> _Records about charts and figures_:
══════════
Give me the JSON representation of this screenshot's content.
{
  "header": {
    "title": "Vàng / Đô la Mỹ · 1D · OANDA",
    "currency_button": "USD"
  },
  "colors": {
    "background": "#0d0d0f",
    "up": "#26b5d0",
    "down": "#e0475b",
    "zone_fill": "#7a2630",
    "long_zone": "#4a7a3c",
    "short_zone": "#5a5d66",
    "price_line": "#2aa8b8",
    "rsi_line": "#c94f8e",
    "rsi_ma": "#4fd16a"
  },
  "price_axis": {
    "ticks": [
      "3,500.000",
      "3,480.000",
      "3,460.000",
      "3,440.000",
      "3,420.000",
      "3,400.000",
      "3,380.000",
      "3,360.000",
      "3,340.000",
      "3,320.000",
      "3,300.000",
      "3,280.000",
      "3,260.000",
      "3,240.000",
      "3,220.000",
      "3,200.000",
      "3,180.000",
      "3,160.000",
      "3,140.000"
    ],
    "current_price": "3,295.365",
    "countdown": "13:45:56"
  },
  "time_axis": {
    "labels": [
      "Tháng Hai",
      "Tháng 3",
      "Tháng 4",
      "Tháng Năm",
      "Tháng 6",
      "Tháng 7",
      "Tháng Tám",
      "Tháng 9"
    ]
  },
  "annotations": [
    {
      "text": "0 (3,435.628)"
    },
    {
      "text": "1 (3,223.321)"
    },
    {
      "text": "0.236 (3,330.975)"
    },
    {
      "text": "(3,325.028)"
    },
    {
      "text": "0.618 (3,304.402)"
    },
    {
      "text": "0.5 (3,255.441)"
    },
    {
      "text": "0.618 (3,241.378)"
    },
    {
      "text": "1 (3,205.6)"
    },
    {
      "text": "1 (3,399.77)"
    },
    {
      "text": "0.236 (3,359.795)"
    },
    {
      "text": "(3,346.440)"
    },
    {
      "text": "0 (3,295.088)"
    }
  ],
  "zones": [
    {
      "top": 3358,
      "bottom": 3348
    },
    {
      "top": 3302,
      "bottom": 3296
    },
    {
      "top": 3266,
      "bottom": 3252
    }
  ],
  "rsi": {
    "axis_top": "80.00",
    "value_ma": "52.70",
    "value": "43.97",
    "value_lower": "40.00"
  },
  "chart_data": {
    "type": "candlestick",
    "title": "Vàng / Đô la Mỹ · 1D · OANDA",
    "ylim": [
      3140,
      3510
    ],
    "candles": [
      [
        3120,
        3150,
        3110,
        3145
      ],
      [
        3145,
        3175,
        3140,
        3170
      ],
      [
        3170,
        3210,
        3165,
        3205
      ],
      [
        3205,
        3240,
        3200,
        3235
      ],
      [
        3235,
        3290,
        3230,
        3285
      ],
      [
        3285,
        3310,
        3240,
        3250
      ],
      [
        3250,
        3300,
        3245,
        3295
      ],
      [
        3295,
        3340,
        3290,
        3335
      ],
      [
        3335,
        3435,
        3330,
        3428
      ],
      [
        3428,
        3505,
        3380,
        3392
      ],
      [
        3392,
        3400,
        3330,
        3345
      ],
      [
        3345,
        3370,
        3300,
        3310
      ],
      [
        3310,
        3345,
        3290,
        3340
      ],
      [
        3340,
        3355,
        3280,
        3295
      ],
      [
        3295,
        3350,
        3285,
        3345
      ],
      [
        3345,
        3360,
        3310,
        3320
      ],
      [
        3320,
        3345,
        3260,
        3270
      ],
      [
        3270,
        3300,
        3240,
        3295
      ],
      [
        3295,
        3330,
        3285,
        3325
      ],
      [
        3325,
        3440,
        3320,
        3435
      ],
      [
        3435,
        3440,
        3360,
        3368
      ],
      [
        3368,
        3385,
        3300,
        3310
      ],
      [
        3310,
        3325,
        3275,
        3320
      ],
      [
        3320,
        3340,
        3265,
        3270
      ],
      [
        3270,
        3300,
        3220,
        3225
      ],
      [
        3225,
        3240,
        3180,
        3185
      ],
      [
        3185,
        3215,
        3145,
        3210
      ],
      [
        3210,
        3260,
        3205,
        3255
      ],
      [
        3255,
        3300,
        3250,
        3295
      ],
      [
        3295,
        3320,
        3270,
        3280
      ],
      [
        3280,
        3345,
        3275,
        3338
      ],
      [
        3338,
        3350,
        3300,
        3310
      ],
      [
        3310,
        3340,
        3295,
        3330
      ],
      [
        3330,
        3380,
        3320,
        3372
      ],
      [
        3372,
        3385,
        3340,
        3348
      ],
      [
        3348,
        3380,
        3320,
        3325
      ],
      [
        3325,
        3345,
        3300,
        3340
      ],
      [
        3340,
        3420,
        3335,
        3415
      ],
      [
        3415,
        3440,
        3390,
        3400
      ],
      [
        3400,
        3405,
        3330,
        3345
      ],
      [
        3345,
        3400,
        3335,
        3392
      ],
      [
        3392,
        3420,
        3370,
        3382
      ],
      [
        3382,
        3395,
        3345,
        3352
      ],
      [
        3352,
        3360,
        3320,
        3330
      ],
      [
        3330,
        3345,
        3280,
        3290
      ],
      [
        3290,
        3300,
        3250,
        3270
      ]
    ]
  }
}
══════════
> _The exercise_: Print all of the data exactly as it was given.

> _Response for this exercise_:
Give me the JSON representation of this screenshot's content.
{
  "header": {
    "title": "Vàng / Đô la Mỹ · 1D · OANDA",
    "currency_button": "USD"
  },
  "colors": {
    "background": "#0d0d0f",
    "up": "#26b5d0",
    "down": "#e0475b",
    "zone_fill": "#7a2630",
    "long_zone": "#4a7a3c",
    "short_zone": "#5a5d66",
    "price_line": "#2aa8b8",
    "rsi_line": "#c94f8e",
    "rsi_ma": "#4fd16a"
  },
  "price_axis": {
    "ticks": [
      "3,500.000",
      "3,480.000",
      "3,460.000",
      "3,440.000",
      "3,420.000",
      "3,400.000",
      "3,380.000",
      "3,360.000",
      "3,340.000",
      "3,320.000",
      "3,300.000",
      "3,280.000",
      "3,260.000",
      "3,240.000",
      "3,220.000",
      "3,200.000",
      "3,180.000",
      "3,160.000",
      "3,140.000"
    ],
    "current_price": "3,295.365",
    "countdown": "13:45:56"
  },
  "time_axis": {
    "labels": [
      "Tháng Hai",
      "Tháng 3",
      "Tháng 4",
      "Tháng Năm",
      "Tháng 6",
      "Tháng 7",
      "Tháng Tám",
      "Tháng 9"
    ]
  },
  "annotations": [
    {
      "text": "0 (3,435.628)"
    },
    {
      "text": "1 (3,223.321)"
    },
    {
      "text": "0.236 (3,330.975)"
    },
    {
      "text": "(3,325.028)"
    },
    {
      "text": "0.618 (3,304.402)"
    },
    {
      "text": "0.5 (3,255.441)"
    },
    {
      "text": "0.618 (3,241.378)"
    },
    {
      "text": "1 (3,205.6)"
    },
    {
      "text": "1 (3,399.77)"
    },
    {
      "text": "0.236 (3,359.795)"
    },
    {
      "text": "(3,346.440)"
    },
    {
      "text": "0 (3,295.088)"
    }
  ],
  "zones": [
    {
      "top": 3358,
      "bottom": 3348
    },
    {
      "top": 3302,
      "bottom": 3296
    },
    {
      "top": 3266,
      "bottom": 3252
    }
  ],
  "rsi": {
    "axis_top": "80.00",
    "value_ma": "52.70",
    "value": "43.97",
    "value_lower": "40.00"
  },
  "chart_data": {
    "type": "candlestick",
    "title": "Vàng / Đô la Mỹ · 1D · OANDA",
    "ylim": [
      3140,
      3510
    ],
    "candles": [
      [
        3120,
        3150,
        3110,
        3145
      ],
      [
        3145,
        3175,
        3140,
        3170
      ],
      [
        3170,
        3210,
        3165,
        3205
      ],
      [
        3205,
        3240,
        3200,
        3235
      ],
      [
        3235,
        3290,
        3230,
        3285
      ],
      [
        3285,
        3310,
        3240,
        3250
      ],
      [
        3250,
        3300,
        3245,
        3295
      ],
      [
        3295,
        3340,
        3290,
        3335
      ],
      [
        3335,
        3435,
        3330,
        3428
      ],
      [
        3428,
        3505,
        3380,
        3392
      ],
      [
        3392,
        3400,
        3330,
        3345
      ],
      [
        3345,
        3370,
        3300,
        3310
      ],
      [
        3310,
        3345,
        3290,
        3340
      ],
      [
        3340,
        3355,
        3280,
        3295
      ],
      [
        3295,
        3350,
        3285,
        3345
      ],
      [
        3345,
        3360,
        3310,
        3320
      ],
      [
        3320,
        3345,
        3260,
        3270
      ],
      [
        3270,
        3300,
        3240,
        3295
      ],
      [
        3295,
        3330,
        3285,
        3325
      ],
      [
        3325,
        3440,
        3320,
        3435
      ],
      [
        3435,
        3440,
        3360,
        3368
      ],
      [
        3368,
        3385,
        3300,
        3310
      ],
      [
        3310,
        3325,
        3275,
        3320
      ],
      [
        3320,
        3340,
        3265,
        3270
      ],
      [
        3270,
        3300,
        3220,
        3225
      ],
      [
        3225,
        3240,
        3180,
        3185
      ],
      [
        3185,
        3215,
        3145,
        3210
      ],
      [
        3210,
        3260,
        3205,
        3255
      ],
      [
        3255,
        3300,
        3250,
        3295
      ],
      [
        3295,
        3320,
        3270,
        3280
      ],
      [
        3280,
        3345,
        3275,
        3338
      ],
      [
        3338,
        3350,
        3300,
        3310
      ],
      [
        3310,
        3340,
        3295,
        3330
      ],
      [
        3330,
        3380,
        3320,
        3372
      ],
      [
        3372,
        3385,
        3340,
        3348
      ],
      [
        3348,
        3380,
        3320,
        3325
      ],
      [
        3325,
        3345,
        3300,
        3340
      ],
      [
        3340,
        3420,
        3335,
        3415
      ],
      [
        3415,
        3440,
        3390,
        3400
      ],
      [
        3400,
        3405,
        3330,
        3345
      ],
      [
        3345,
        3400,
        3335,
        3392
      ],
      [
        3392,
        3420,
        3370,
        3382
      ],
      [
        3382,
        3395,
        3345,
        3352
      ],
      [
        3352,
        3360,
        3320,
        3330
      ],
      [
        3330,
        3345,
        3280,
        3290
      ],
      [
        3290,
        3300,
        3250,
        3270
      ]
    ]
  }
}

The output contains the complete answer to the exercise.